— EXERCISE DETAILS —
Extract all records. Keep each one exact.

####################

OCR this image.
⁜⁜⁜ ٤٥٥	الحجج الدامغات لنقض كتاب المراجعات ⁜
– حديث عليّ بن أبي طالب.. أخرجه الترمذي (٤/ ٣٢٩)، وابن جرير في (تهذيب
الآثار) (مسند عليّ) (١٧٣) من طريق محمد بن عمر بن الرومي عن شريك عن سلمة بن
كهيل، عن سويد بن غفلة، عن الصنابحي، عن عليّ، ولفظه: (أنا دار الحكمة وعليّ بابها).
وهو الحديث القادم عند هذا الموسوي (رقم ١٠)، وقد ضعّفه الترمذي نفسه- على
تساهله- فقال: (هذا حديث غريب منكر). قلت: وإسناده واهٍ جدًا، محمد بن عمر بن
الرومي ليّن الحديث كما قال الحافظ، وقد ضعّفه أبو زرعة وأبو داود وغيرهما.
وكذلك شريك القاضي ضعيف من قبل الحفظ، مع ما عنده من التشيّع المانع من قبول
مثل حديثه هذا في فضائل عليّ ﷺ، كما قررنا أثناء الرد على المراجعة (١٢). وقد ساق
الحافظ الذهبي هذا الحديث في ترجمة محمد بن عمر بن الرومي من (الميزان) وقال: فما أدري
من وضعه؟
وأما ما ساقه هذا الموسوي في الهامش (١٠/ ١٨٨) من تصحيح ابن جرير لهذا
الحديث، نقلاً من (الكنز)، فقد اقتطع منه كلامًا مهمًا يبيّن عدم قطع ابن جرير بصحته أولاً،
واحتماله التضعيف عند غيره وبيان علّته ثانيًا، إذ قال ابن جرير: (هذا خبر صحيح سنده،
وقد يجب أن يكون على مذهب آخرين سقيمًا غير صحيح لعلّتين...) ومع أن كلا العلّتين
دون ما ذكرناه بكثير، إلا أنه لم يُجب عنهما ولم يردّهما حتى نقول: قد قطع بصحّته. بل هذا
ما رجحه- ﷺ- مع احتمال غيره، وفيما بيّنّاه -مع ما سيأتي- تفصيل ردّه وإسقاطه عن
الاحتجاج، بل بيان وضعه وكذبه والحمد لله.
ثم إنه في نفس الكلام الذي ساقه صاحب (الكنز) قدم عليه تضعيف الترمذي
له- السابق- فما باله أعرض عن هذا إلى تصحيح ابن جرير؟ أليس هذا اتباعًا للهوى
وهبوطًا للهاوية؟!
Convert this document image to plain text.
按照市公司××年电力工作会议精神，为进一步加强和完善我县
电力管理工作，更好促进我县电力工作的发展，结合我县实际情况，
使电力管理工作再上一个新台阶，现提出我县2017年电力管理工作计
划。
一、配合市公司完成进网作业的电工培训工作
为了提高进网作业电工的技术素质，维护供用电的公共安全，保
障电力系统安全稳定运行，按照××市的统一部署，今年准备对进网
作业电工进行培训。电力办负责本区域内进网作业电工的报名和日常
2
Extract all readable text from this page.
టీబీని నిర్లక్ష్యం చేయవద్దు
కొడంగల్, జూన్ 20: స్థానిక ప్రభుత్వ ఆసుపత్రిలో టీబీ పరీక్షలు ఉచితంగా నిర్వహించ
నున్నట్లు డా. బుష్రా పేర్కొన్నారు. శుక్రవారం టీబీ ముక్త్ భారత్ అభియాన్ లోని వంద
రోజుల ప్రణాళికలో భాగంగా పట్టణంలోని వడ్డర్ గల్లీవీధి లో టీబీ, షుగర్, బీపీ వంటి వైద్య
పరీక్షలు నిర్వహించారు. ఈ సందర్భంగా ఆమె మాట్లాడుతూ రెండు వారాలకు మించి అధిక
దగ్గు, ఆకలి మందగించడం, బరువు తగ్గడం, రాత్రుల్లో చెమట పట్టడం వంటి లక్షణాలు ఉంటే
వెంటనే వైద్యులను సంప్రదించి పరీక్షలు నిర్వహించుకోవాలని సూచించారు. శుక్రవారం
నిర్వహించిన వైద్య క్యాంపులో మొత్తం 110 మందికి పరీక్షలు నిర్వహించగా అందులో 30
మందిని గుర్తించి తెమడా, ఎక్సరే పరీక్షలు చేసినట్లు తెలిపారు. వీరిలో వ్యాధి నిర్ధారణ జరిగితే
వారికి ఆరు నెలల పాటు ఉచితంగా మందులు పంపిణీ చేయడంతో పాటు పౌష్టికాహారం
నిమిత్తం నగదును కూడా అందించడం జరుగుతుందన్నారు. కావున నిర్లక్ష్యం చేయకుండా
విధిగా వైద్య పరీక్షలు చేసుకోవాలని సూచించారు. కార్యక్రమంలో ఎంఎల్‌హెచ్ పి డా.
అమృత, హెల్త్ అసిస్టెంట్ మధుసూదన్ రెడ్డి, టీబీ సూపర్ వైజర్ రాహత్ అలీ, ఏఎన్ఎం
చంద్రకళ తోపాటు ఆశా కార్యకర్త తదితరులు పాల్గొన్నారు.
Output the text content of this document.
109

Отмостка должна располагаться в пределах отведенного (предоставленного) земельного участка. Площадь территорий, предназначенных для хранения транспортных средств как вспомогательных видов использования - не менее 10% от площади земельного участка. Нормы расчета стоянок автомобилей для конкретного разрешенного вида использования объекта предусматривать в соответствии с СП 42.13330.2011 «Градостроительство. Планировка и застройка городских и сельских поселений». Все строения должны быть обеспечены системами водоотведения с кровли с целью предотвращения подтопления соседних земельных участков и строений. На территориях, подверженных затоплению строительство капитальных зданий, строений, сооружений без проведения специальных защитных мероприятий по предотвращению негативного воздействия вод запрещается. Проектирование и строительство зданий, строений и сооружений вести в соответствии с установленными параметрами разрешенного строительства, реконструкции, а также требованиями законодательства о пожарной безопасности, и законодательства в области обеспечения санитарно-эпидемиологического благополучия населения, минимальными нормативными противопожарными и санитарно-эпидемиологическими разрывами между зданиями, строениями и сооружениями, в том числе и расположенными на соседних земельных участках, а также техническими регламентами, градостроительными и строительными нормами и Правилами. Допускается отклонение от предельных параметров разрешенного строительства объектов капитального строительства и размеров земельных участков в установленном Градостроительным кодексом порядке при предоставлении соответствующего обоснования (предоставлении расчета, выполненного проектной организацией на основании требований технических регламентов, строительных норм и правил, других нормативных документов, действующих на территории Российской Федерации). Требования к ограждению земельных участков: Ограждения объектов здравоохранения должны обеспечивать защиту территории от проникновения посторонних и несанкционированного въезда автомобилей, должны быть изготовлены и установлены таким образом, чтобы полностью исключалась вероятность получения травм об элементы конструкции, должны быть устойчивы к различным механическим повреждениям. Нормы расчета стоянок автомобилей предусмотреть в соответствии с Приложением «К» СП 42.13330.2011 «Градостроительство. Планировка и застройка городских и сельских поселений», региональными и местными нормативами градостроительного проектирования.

####################

— WRITTEN SOLUTION —
OCR this image.
⁜⁜⁜ ٤٥٥	الحجج الدامغات لنقض كتاب المراجعات ⁜
– حديث عليّ بن أبي طالب.. أخرجه الترمذي (٤/ ٣٢٩)، وابن جرير في (تهذيب
الآثار) (مسند عليّ) (١٧٣) من طريق محمد بن عمر بن الرومي عن شريك عن سلمة بن
كهيل، عن سويد بن غفلة، عن الصنابحي، عن عليّ، ولفظه: (أنا دار الحكمة وعليّ بابها).
وهو الحديث القادم عند هذا الموسوي (رقم ١٠)، وقد ضعّفه الترمذي نفسه- على
تساهله- فقال: (هذا حديث غريب منكر). قلت: وإسناده واهٍ جدًا، محمد بن عمر بن
الرومي ليّن الحديث كما قال الحافظ، وقد ضعّفه أبو زرعة وأبو داود وغيرهما.
وكذلك شريك القاضي ضعيف من قبل الحفظ، مع ما عنده من التشيّع المانع من قبول
مثل حديثه هذا في فضائل عليّ ﷺ، كما قررنا أثناء الرد على المراجعة (١٢). وقد ساق
الحافظ الذهبي هذا الحديث في ترجمة محمد بن عمر بن الرومي من (الميزان) وقال: فما أدري
من وضعه؟
وأما ما ساقه هذا الموسوي في الهامش (١٠/ ١٨٨) من تصحيح ابن جرير لهذا
الحديث، نقلاً من (الكنز)، فقد اقتطع منه كلامًا مهمًا يبيّن عدم قطع ابن جرير بصحته أولاً،
واحتماله التضعيف عند غيره وبيان علّته ثانيًا، إذ قال ابن جرير: (هذا خبر صحيح سنده،
وقد يجب أن يكون على مذهب آخرين سقيمًا غير صحيح لعلّتين...) ومع أن كلا العلّتين
دون ما ذكرناه بكثير، إلا أنه لم يُجب عنهما ولم يردّهما حتى نقول: قد قطع بصحّته. بل هذا
ما رجحه- ﷺ- مع احتمال غيره، وفيما بيّنّاه -مع ما سيأتي- تفصيل ردّه وإسقاطه عن
الاحتجاج، بل بيان وضعه وكذبه والحمد لله.
ثم إنه في نفس الكلام الذي ساقه صاحب (الكنز) قدم عليه تضعيف الترمذي
له- السابق- فما باله أعرض عن هذا إلى تصحيح ابن جرير؟ أليس هذا اتباعًا للهوى
وهبوطًا للهاوية؟!
Convert this document image to plain text.
按照市公司××年电力工作会议精神，为进一步加强和完善我县
电力管理工作，更好促进我县电力工作的发展，结合我县实际情况，
使电力管理工作再上一个新台阶，现提出我县2017年电力管理工作计
划。
一、配合市公司完成进网作业的电工培训工作
为了提高进网作业电工的技术素质，维护供用电的公共安全，保
障电力系统安全稳定运行，按照××市的统一部署，今年准备对进网
作业电工进行培训。电力办负责本区域内进网作业电工的报名和日常
2
Extract all readable text from this page.
టీబీని నిర్లక్ష్యం చేయవద్దు
కొడంగల్, జూన్ 20: స్థానిక ప్రభుత్వ ఆసుపత్రిలో టీబీ పరీక్షలు ఉచితంగా నిర్వహించ
నున్నట్లు డా. బుష్రా పేర్కొన్నారు. శుక్రవారం టీబీ ముక్త్ భారత్ అభియాన్ లోని వంద
రోజుల ప్రణాళికలో భాగంగా పట్టణంలోని వడ్డర్ గల్లీవీధి లో టీబీ, షుగర్, బీపీ వంటి వైద్య
పరీక్షలు నిర్వహించారు. ఈ సందర్భంగా ఆమె మాట్లాడుతూ రెండు వారాలకు మించి అధిక
దగ్గు, ఆకలి మందగించడం, బరువు తగ్గడం, రాత్రుల్లో చెమట పట్టడం వంటి లక్షణాలు ఉంటే
వెంటనే వైద్యులను సంప్రదించి పరీక్షలు నిర్వహించుకోవాలని సూచించారు. శుక్రవారం
నిర్వహించిన వైద్య క్యాంపులో మొత్తం 110 మందికి పరీక్షలు నిర్వహించగా అందులో 30
మందిని గుర్తించి తెమడా, ఎక్సరే పరీక్షలు చేసినట్లు తెలిపారు. వీరిలో వ్యాధి నిర్ధారణ జరిగితే
వారికి ఆరు నెలల పాటు ఉచితంగా మందులు పంపిణీ చేయడంతో పాటు పౌష్టికాహారం
నిమిత్తం నగదును కూడా అందించడం జరుగుతుందన్నారు. కావున నిర్లక్ష్యం చేయకుండా
విధిగా వైద్య పరీక్షలు చేసుకోవాలని సూచించారు. కార్యక్రమంలో ఎంఎల్‌హెచ్ పి డా.
అమృత, హెల్త్ అసిస్టెంట్ మధుసూదన్ రెడ్డి, టీబీ సూపర్ వైజర్ రాహత్ అలీ, ఏఎన్ఎం
చంద్రకళ తోపాటు ఆశా కార్యకర్త తదితరులు పాల్గొన్నారు.
Output the text content of this document.
109

Отмостка должна располагаться в пределах отведенного (предоставленного) земельного участка. Площадь территорий, предназначенных для хранения транспортных средств как вспомогательных видов использования - не менее 10% от площади земельного участка. Нормы расчета стоянок автомобилей для конкретного разрешенного вида использования объекта предусматривать в соответствии с СП 42.13330.2011 «Градостроительство. Планировка и застройка городских и сельских поселений». Все строения должны быть обеспечены системами водоотведения с кровли с целью предотвращения подтопления соседних земельных участков и строений. На территориях, подверженных затоплению строительство капитальных зданий, строений, сооружений без проведения специальных защитных мероприятий по предотвращению негативного воздействия вод запрещается. Проектирование и строительство зданий, строений и сооружений вести в соответствии с установленными параметрами разрешенного строительства, реконструкции, а также требованиями законодательства о пожарной безопасности, и законодательства в области обеспечения санитарно-эпидемиологического благополучия населения, минимальными нормативными противопожарными и санитарно-эпидемиологическими разрывами между зданиями, строениями и сооружениями, в том числе и расположенными на соседних земельных участках, а также техническими регламентами, градостроительными и строительными нормами и Правилами. Допускается отклонение от предельных параметров разрешенного строительства объектов капитального строительства и размеров земельных участков в установленном Градостроительным кодексом порядке при предоставлении соответствующего обоснования (предоставлении расчета, выполненного проектной организацией на основании требований технических регламентов, строительных норм и правил, других нормативных документов, действующих на территории Российской Федерации). Требования к ограждению земельных участков: Ограждения объектов здравоохранения должны обеспечивать защиту территории от проникновения посторонних и несанкционированного въезда автомобилей, должны быть изготовлены и установлены таким образом, чтобы полностью исключалась вероятность получения травм об элементы конструкции, должны быть устойчивы к различным механическим повреждениям. Нормы расчета стоянок автомобилей предусмотреть в соответствии с Приложением «К» СП 42.13330.2011 «Градостроительство. Планировка и застройка городских и сельских поселений», региональными и местными нормативами градостроительного проектирования.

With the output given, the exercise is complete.